Work to be completed:
Your task is to give the listing below back word for word, pictures excluded.

Provided records:
####################

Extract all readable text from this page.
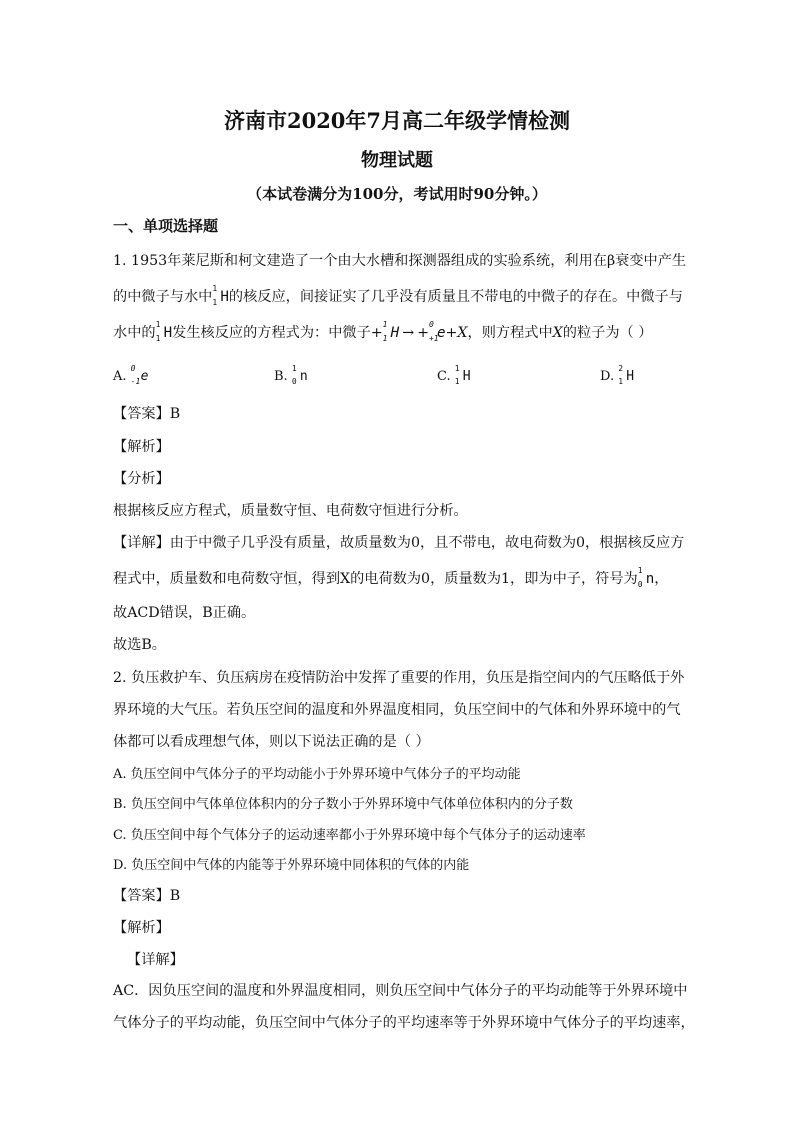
济南市2020年7月高二年级学情检测
物理试题

（本试卷满分为100分，考试用时90分钟。）

一、单项选择题

1. 1953年莱尼斯和柯文建造了一个由大水槽和探测器组成的实验系统，利用在β衰变中产生

的中微子与水中
1
1 H的核反应，间接证实了几乎没有质量且不带电的中微子的存在。中微子与

水中的
1
1 H发生核反应的方程式为：中微子+
1
1 H → +
0
+1
e+X，则方程式中X的粒子为（ ）

A.
0
-1 e	B.
1
0 n	C.
1
1 H	D.
2
1 H

【答案】B

【解析】

【分析】

根据核反应方程式，质量数守恒、电荷数守恒进行分析。

【详解】由于中微子几乎没有质量，故质量数为0，且不带电，故电荷数为0，根据核反应方

程式中，质量数和电荷数守恒，得到X的电荷数为0，质量数为1，即为中子，符号为
1
0 n，

故ACD错误，B正确。

故选B。

2. 负压救护车、负压病房在疫情防治中发挥了重要的作用，负压是指空间内的气压略低于外

界环境的大气压。若负压空间的温度和外界温度相同，负压空间中的气体和外界环境中的气

体都可以看成理想气体，则以下说法正确的是（ ）

A. 负压空间中气体分子的平均动能小于外界环境中气体分子的平均动能

B. 负压空间中气体单位体积内的分子数小于外界环境中气体单位体积内的分子数

C. 负压空间中每个气体分子的运动速率都小于外界环境中每个气体分子的运动速率

D. 负压空间中气体的内能等于外界环境中同体积的气体的内能

【答案】B

【解析】

【详解】

AC．因负压空间的温度和外界温度相同，则负压空间中气体分子的平均动能等于外界环境中

气体分子的平均动能，负压空间中气体分子的平均速率等于外界环境中气体分子的平均速率，
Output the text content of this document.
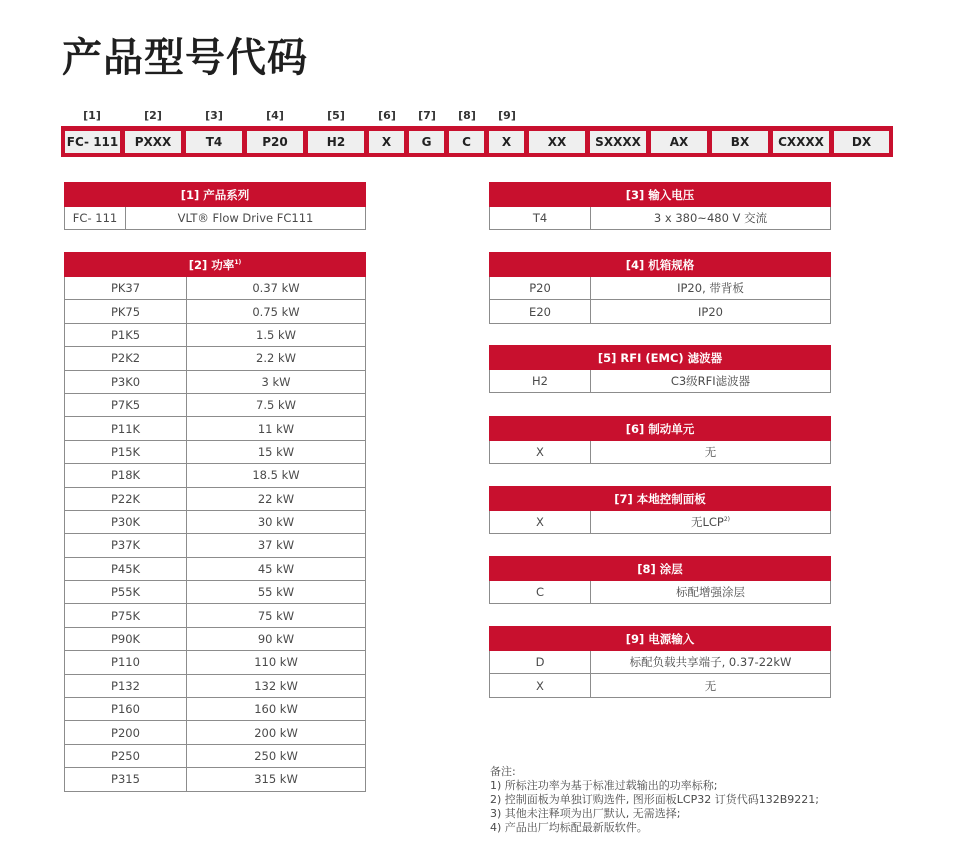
产品型号代码
[1]	[2]	[3]	[4]	[5]	[6] [7] [8] [9]
FC- 111	PXXX	T4	P20	H2	X	G	C	X	XX	SXXXX	AX	BX	CXXXX	DX
[1] 产品系列
FC- 111	VLT® Flow Drive FC111
[2] 功率$^{1)}$
PK37	0.37 kW
PK75	0.75 kW
P1K5	1.5 kW
P2K2	2.2 kW
P3K0	3 kW
P7K5	7.5 kW
P11K	11 kW
P15K	15 kW
P18K	18.5 kW
P22K	22 kW
P30K	30 kW
P37K	37 kW
P45K	45 kW
P55K	55 kW
P75K	75 kW
P90K	90 kW
P110	110 kW
P132	132 kW
P160	160 kW
P200	200 kW
P250	250 kW
P315	315 kW
[3] 输入电压
T4	3 x 380~480 V 交流
[4] 机箱规格	
P20	IP20, 带背板
E20	IP20
[5] RFI (EMC) 滤波器
H2	C3级RFI滤波器
[6] 制动单元
X	无
[7] 本地控制面板
X	无LCP$^{2)}$
[8] 涂层
C	标配增强涂层
[9] 电源输入	
D	标配负载共享端子, 0.37-22kW
X	无
备注:
1) 所标注功率为基于标准过载输出的功率标称;
2) 控制面板为单独订购选件, 图形面板LCP32 订货代码132B9221;
3) 其他未注释项为出厂默认, 无需选择;
4) 产品出厂均标配最新版软件。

####################

Final result:
Extract all readable text from this page.
济南市2020年7月高二年级学情检测
物理试题

（本试卷满分为100分，考试用时90分钟。）

一、单项选择题

1. 1953年莱尼斯和柯文建造了一个由大水槽和探测器组成的实验系统，利用在β衰变中产生

的中微子与水中
1
1 H的核反应，间接证实了几乎没有质量且不带电的中微子的存在。中微子与

水中的
1
1 H发生核反应的方程式为：中微子+
1
1 H → +
0
+1
e+X，则方程式中X的粒子为（ ）

A.
0
-1 e	B.
1
0 n	C.
1
1 H	D.
2
1 H

【答案】B

【解析】

【分析】

根据核反应方程式，质量数守恒、电荷数守恒进行分析。

【详解】由于中微子几乎没有质量，故质量数为0，且不带电，故电荷数为0，根据核反应方

程式中，质量数和电荷数守恒，得到X的电荷数为0，质量数为1，即为中子，符号为
1
0 n，

故ACD错误，B正确。

故选B。

2. 负压救护车、负压病房在疫情防治中发挥了重要的作用，负压是指空间内的气压略低于外

界环境的大气压。若负压空间的温度和外界温度相同，负压空间中的气体和外界环境中的气

体都可以看成理想气体，则以下说法正确的是（ ）

A. 负压空间中气体分子的平均动能小于外界环境中气体分子的平均动能

B. 负压空间中气体单位体积内的分子数小于外界环境中气体单位体积内的分子数

C. 负压空间中每个气体分子的运动速率都小于外界环境中每个气体分子的运动速率

D. 负压空间中气体的内能等于外界环境中同体积的气体的内能

【答案】B

【解析】

【详解】

AC．因负压空间的温度和外界温度相同，则负压空间中气体分子的平均动能等于外界环境中

气体分子的平均动能，负压空间中气体分子的平均速率等于外界环境中气体分子的平均速率，
Output the text content of this document.
产品型号代码
[1]	[2]	[3]	[4]	[5]	[6] [7] [8] [9]
FC- 111	PXXX	T4	P20	H2	X	G	C	X	XX	SXXXX	AX	BX	CXXXX	DX
[1] 产品系列
FC- 111	VLT® Flow Drive FC111
[2] 功率$^{1)}$
PK37	0.37 kW
PK75	0.75 kW
P1K5	1.5 kW
P2K2	2.2 kW
P3K0	3 kW
P7K5	7.5 kW
P11K	11 kW
P15K	15 kW
P18K	18.5 kW
P22K	22 kW
P30K	30 kW
P37K	37 kW
P45K	45 kW
P55K	55 kW
P75K	75 kW
P90K	90 kW
P110	110 kW
P132	132 kW
P160	160 kW
P200	200 kW
P250	250 kW
P315	315 kW
[3] 输入电压
T4	3 x 380~480 V 交流
[4] 机箱规格	
P20	IP20, 带背板
E20	IP20
[5] RFI (EMC) 滤波器
H2	C3级RFI滤波器
[6] 制动单元
X	无
[7] 本地控制面板
X	无LCP$^{2)}$
[8] 涂层
C	标配增强涂层
[9] 电源输入	
D	标配负载共享端子, 0.37-22kW
X	无
备注:
1) 所标注功率为基于标准过载输出的功率标称;
2) 控制面板为单独订购选件, 图形面板LCP32 订货代码132B9221;
3) 其他未注释项为出厂默认, 无需选择;
4) 产品出厂均标配最新版软件。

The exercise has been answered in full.